→ **Data provided**:
* * * * * * * * *

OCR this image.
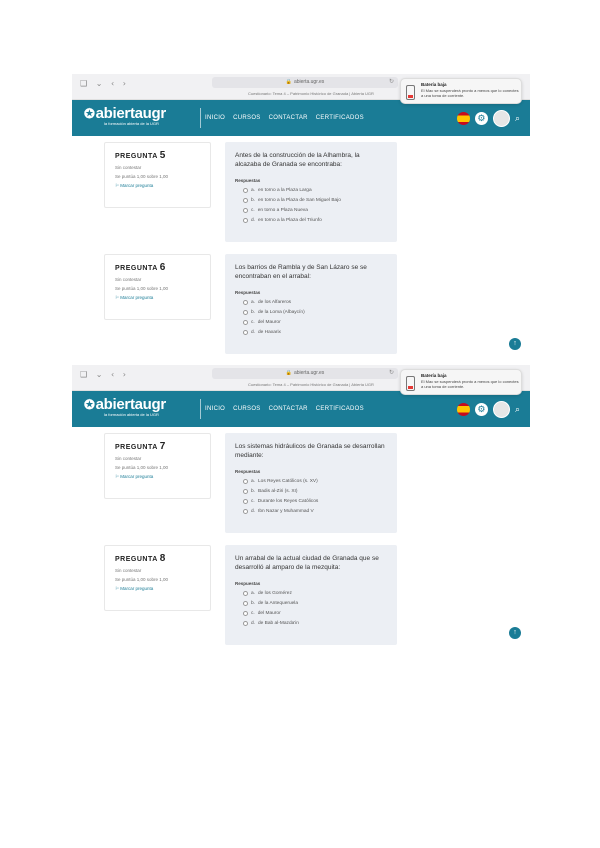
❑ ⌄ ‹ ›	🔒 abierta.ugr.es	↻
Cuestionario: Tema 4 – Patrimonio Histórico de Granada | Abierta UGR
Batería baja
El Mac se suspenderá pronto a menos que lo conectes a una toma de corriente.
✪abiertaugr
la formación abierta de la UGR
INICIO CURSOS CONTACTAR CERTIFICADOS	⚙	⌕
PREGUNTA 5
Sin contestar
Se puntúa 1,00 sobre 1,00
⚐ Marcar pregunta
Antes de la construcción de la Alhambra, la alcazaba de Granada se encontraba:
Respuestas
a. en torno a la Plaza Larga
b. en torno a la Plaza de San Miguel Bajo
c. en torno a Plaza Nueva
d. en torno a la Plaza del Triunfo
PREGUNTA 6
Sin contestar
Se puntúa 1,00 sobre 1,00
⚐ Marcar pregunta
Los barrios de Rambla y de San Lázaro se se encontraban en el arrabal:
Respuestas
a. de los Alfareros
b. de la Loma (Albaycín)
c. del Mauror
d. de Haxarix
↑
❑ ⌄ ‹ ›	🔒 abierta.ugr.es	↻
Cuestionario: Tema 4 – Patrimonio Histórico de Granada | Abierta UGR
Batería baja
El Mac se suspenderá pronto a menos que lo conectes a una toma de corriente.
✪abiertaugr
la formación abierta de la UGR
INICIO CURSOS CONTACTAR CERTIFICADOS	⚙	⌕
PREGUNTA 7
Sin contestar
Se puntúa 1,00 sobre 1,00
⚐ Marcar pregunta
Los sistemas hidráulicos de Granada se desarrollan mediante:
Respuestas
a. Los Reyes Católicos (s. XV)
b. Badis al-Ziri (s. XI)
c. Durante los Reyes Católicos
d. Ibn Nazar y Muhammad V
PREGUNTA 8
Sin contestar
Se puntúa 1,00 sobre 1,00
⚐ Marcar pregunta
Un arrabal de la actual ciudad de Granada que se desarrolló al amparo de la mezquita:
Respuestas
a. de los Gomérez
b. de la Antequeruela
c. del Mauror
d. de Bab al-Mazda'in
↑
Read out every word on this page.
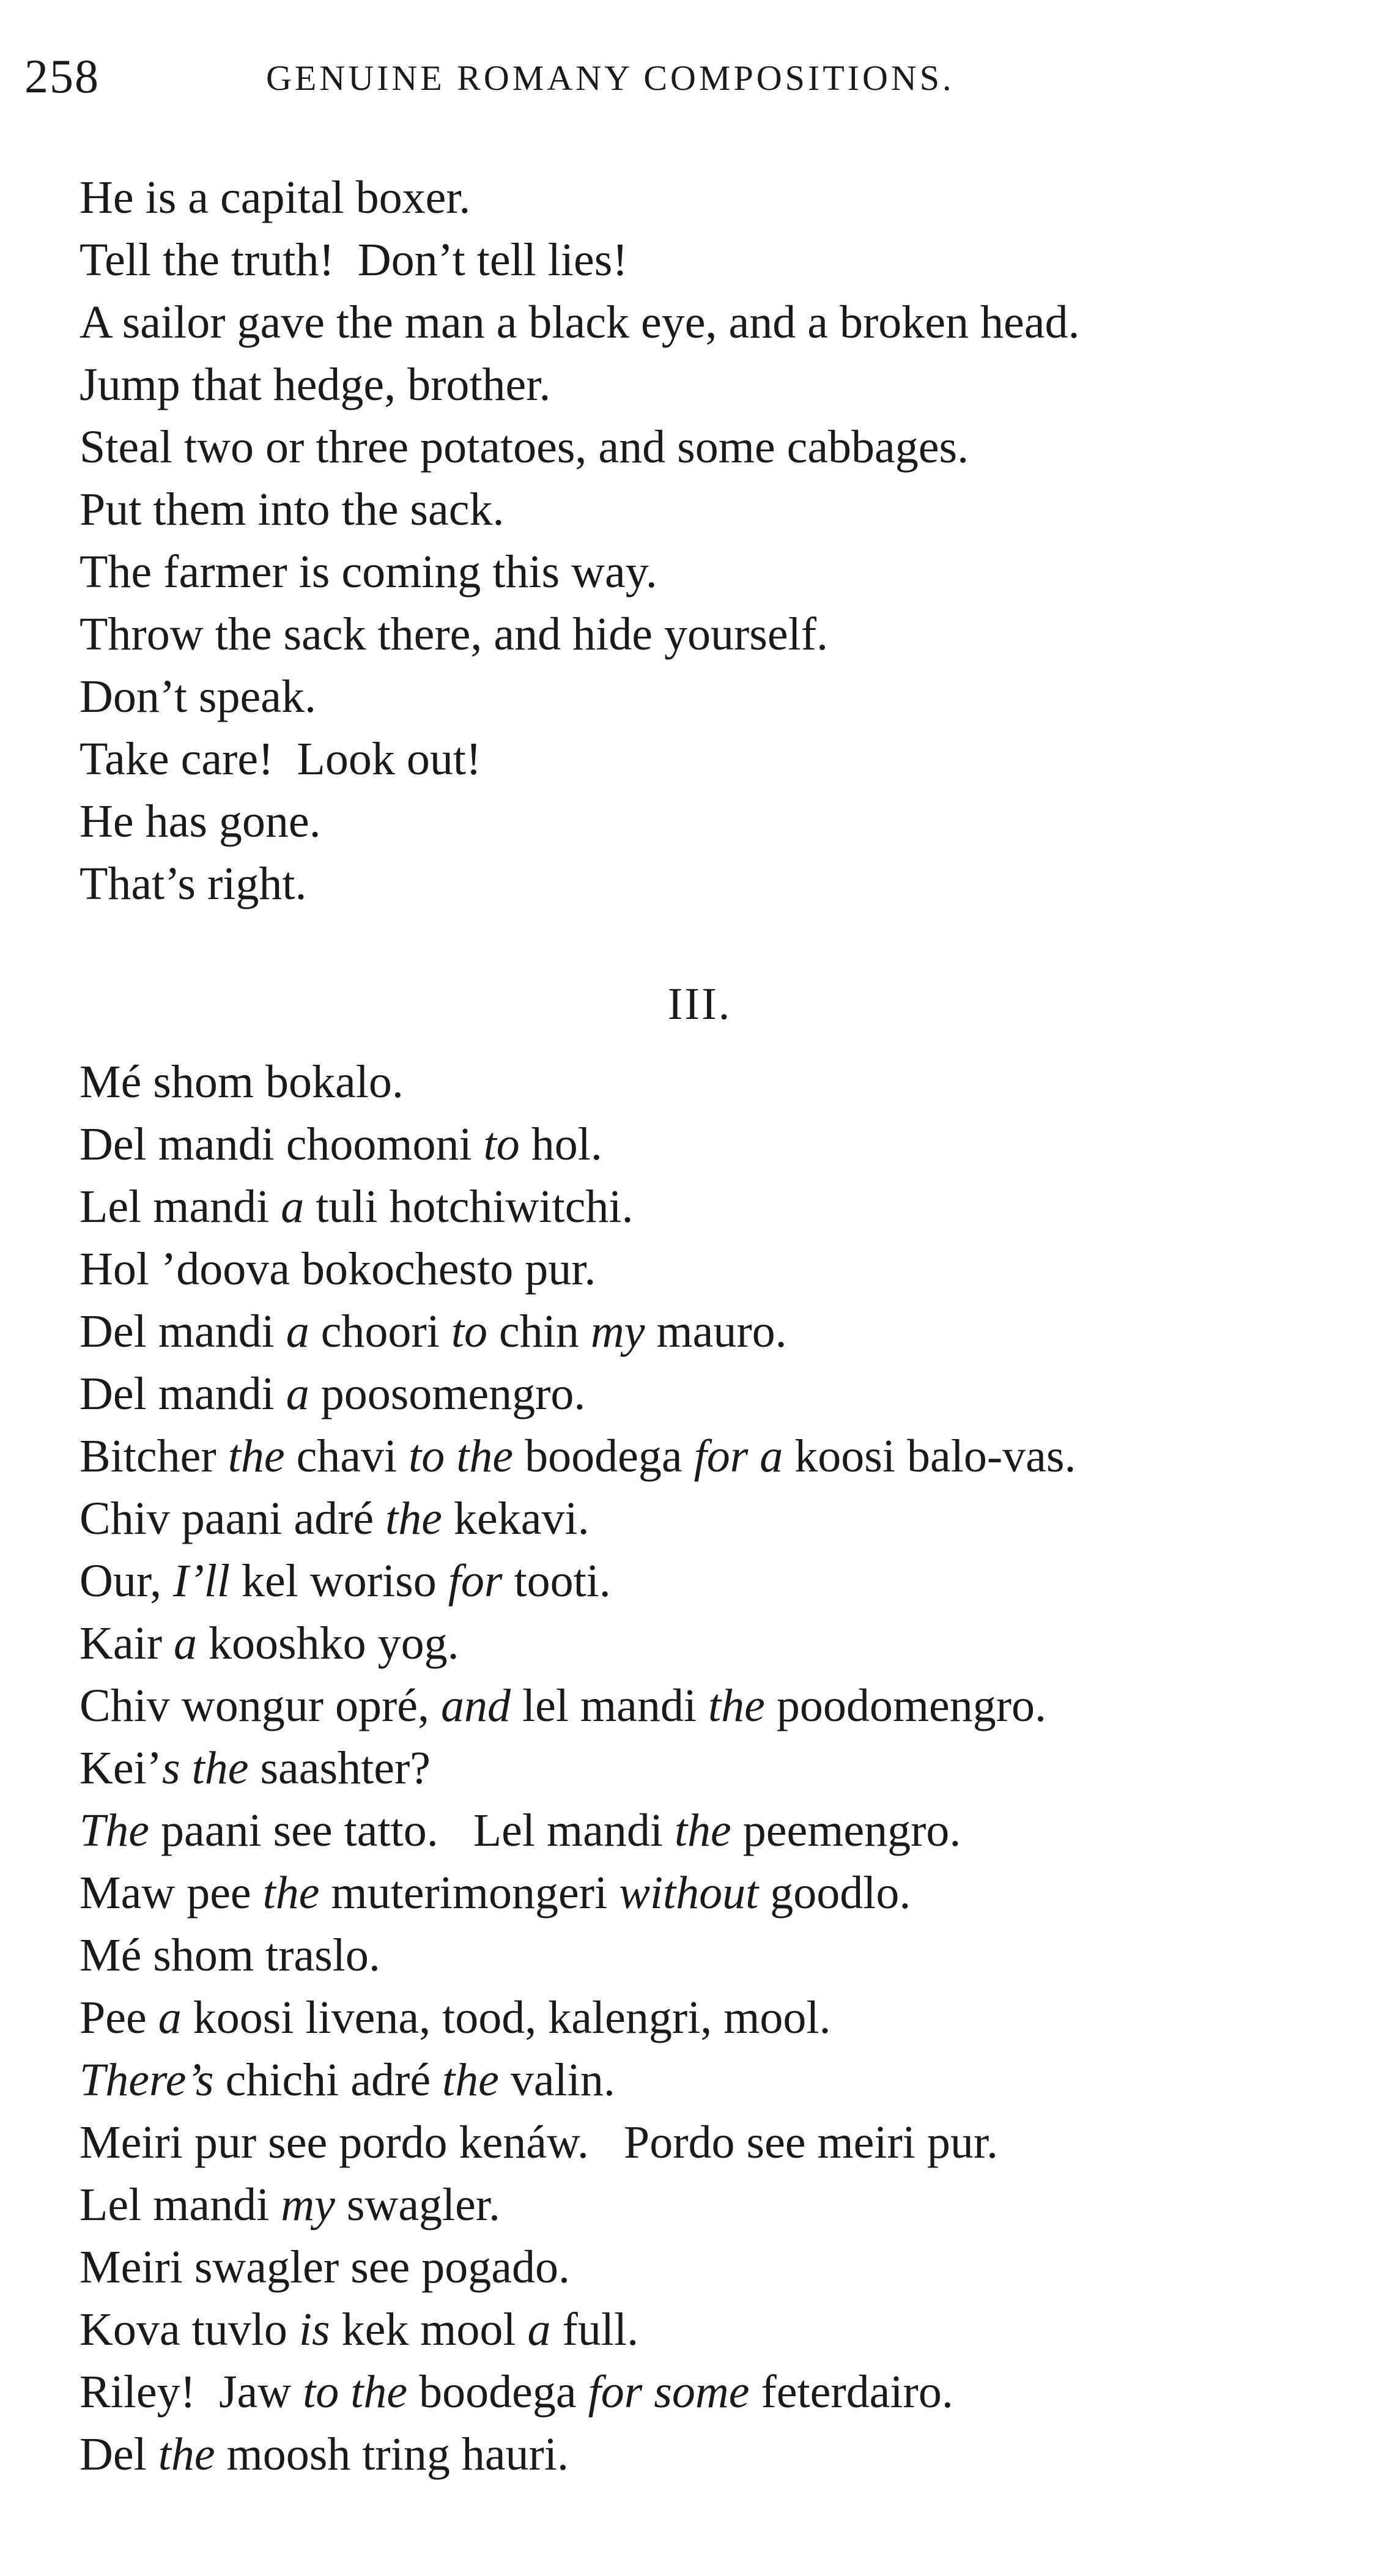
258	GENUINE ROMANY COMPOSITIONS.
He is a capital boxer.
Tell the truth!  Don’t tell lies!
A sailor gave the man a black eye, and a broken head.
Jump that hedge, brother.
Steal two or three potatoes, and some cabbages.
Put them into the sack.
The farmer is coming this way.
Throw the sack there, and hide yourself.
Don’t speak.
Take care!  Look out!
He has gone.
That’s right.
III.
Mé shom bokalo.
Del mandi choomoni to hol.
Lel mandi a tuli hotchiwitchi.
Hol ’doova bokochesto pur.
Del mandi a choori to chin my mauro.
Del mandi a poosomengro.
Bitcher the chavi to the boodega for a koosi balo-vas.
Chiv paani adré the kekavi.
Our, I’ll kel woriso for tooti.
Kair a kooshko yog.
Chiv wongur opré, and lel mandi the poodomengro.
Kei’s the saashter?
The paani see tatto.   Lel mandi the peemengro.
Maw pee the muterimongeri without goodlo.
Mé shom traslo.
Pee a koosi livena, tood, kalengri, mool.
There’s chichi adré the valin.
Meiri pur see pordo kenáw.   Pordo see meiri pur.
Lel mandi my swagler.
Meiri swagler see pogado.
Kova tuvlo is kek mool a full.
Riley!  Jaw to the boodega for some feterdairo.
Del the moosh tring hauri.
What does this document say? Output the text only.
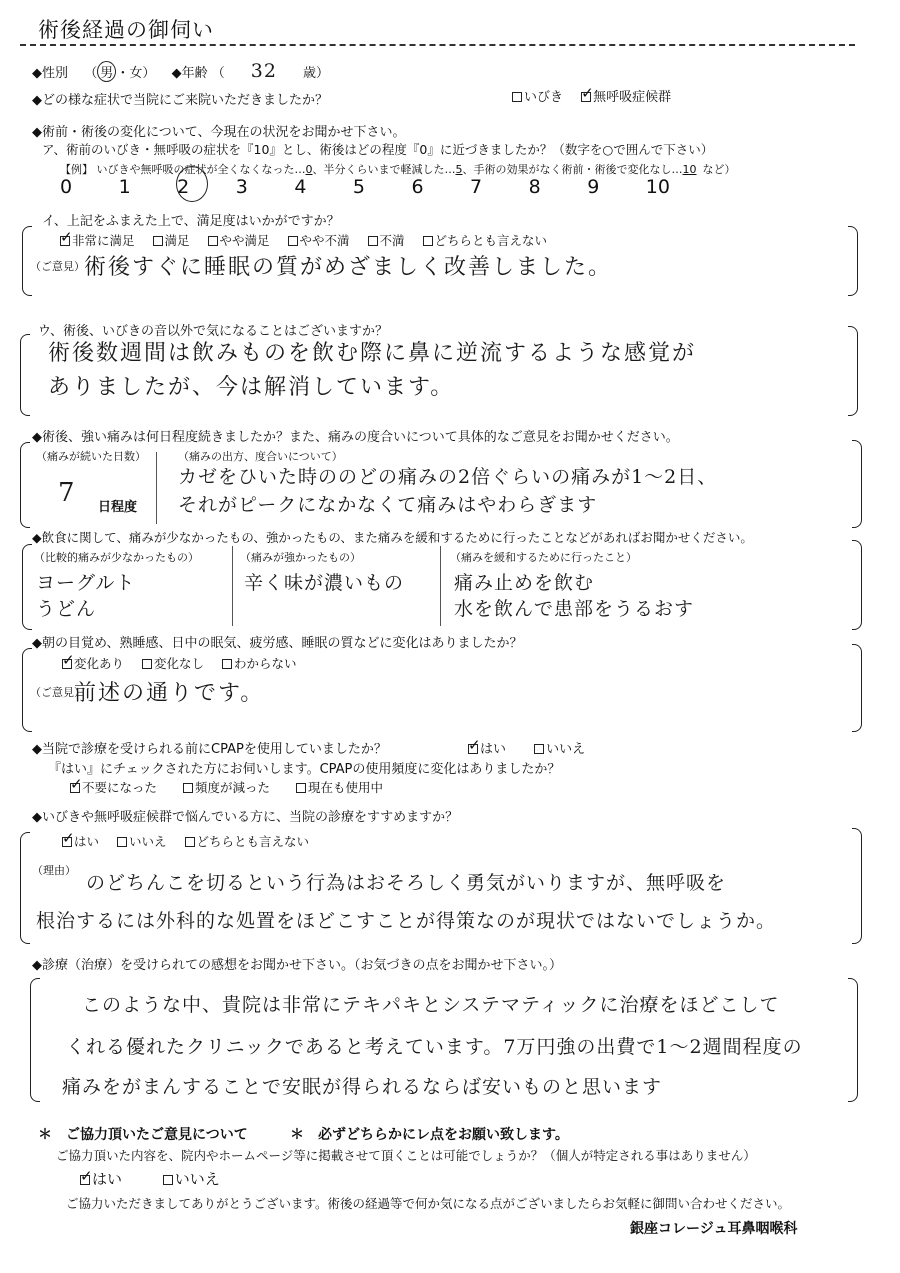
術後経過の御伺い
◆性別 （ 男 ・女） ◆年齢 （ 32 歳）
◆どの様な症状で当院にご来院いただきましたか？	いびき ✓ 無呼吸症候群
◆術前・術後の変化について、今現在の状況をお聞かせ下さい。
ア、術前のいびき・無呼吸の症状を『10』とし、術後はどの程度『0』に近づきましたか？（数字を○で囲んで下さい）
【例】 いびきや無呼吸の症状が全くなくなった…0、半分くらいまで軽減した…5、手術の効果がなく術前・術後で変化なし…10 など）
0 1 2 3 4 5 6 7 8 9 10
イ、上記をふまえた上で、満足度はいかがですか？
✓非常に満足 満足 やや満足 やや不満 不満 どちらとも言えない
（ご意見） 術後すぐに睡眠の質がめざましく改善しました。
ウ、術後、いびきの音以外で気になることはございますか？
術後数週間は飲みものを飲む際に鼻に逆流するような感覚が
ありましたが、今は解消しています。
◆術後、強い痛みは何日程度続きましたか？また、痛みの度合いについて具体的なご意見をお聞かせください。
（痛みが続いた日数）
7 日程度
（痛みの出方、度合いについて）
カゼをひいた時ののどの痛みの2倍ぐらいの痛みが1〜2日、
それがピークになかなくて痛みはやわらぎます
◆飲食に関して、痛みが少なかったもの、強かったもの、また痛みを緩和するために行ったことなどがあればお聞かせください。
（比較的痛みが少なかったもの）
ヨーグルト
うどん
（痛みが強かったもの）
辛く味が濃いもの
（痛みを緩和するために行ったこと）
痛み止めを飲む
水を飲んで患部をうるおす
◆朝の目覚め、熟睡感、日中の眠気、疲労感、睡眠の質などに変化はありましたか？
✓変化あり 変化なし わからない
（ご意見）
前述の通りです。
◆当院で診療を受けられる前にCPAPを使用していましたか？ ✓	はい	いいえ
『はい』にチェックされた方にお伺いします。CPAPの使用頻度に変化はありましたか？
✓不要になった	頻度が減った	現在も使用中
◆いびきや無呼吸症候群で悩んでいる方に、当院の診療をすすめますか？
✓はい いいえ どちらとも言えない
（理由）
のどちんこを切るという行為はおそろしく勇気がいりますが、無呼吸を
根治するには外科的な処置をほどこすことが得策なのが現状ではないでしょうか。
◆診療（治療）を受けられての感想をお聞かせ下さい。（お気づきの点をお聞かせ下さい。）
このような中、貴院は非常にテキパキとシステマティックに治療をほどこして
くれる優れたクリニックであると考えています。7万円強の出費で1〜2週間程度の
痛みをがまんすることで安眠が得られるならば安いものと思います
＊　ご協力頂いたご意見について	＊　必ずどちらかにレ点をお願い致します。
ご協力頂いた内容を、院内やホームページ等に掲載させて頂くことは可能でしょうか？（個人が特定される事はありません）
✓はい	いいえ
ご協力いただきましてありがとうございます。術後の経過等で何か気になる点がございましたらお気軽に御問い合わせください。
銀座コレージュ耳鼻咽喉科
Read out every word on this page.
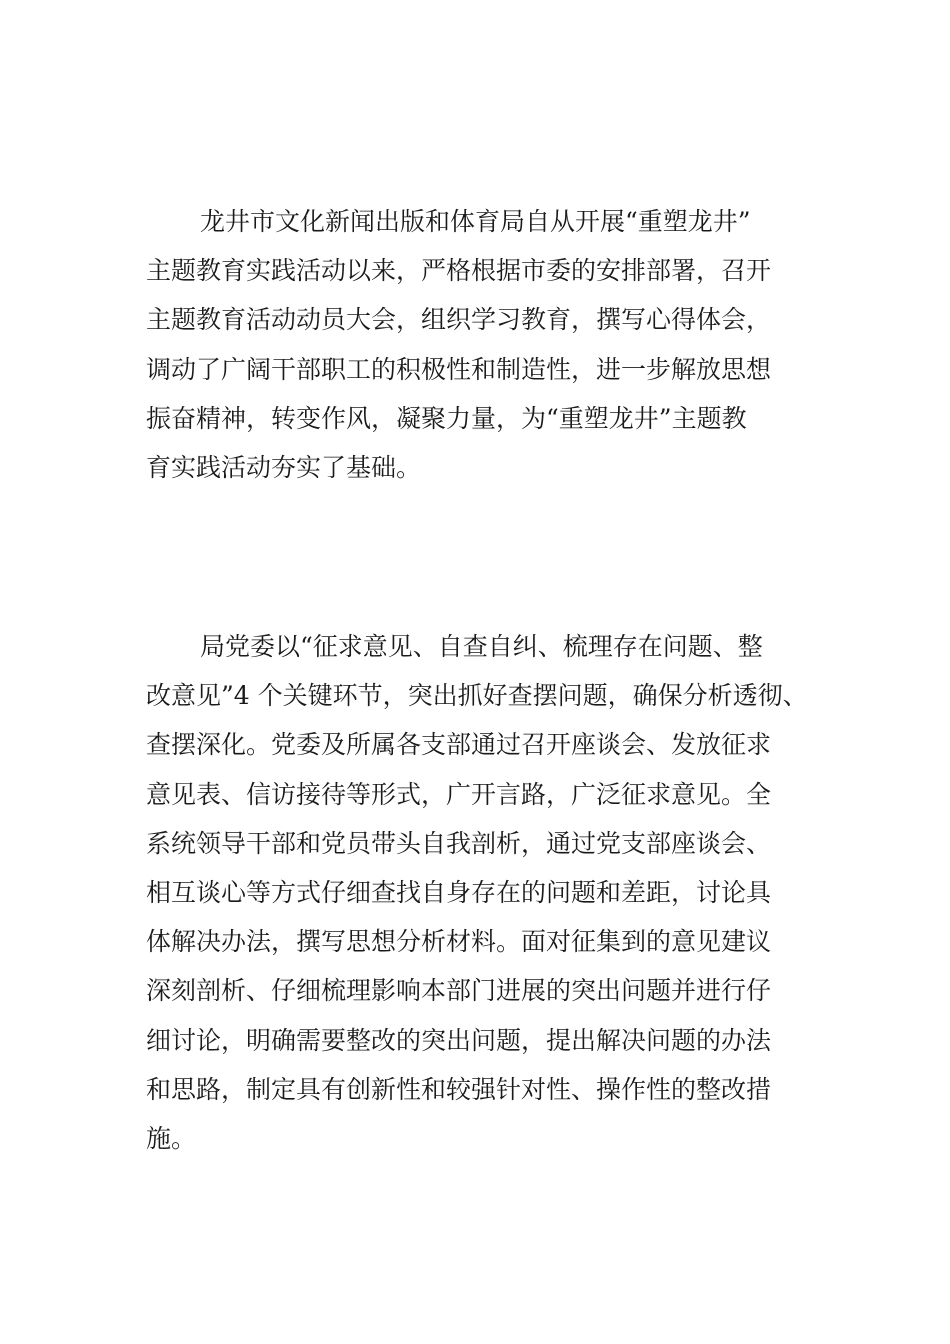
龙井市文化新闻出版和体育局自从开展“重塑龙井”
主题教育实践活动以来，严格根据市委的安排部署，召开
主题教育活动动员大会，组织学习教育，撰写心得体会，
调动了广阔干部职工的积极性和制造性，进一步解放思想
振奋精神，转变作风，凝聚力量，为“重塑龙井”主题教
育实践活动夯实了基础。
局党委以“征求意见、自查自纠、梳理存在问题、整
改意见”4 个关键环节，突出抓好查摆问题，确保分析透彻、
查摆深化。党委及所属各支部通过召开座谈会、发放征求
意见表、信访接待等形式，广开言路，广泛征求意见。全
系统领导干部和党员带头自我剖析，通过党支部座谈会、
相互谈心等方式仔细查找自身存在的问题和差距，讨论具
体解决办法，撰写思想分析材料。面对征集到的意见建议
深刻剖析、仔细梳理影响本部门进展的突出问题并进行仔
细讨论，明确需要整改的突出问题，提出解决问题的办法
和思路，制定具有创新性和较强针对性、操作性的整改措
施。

* * * * * * * * *

→ **Exercise aim**:
Pull out each line holding the string "swagler".

→ **Response for this exercise**:
Lel mandi my swagler.
Meiri swagler see pogado.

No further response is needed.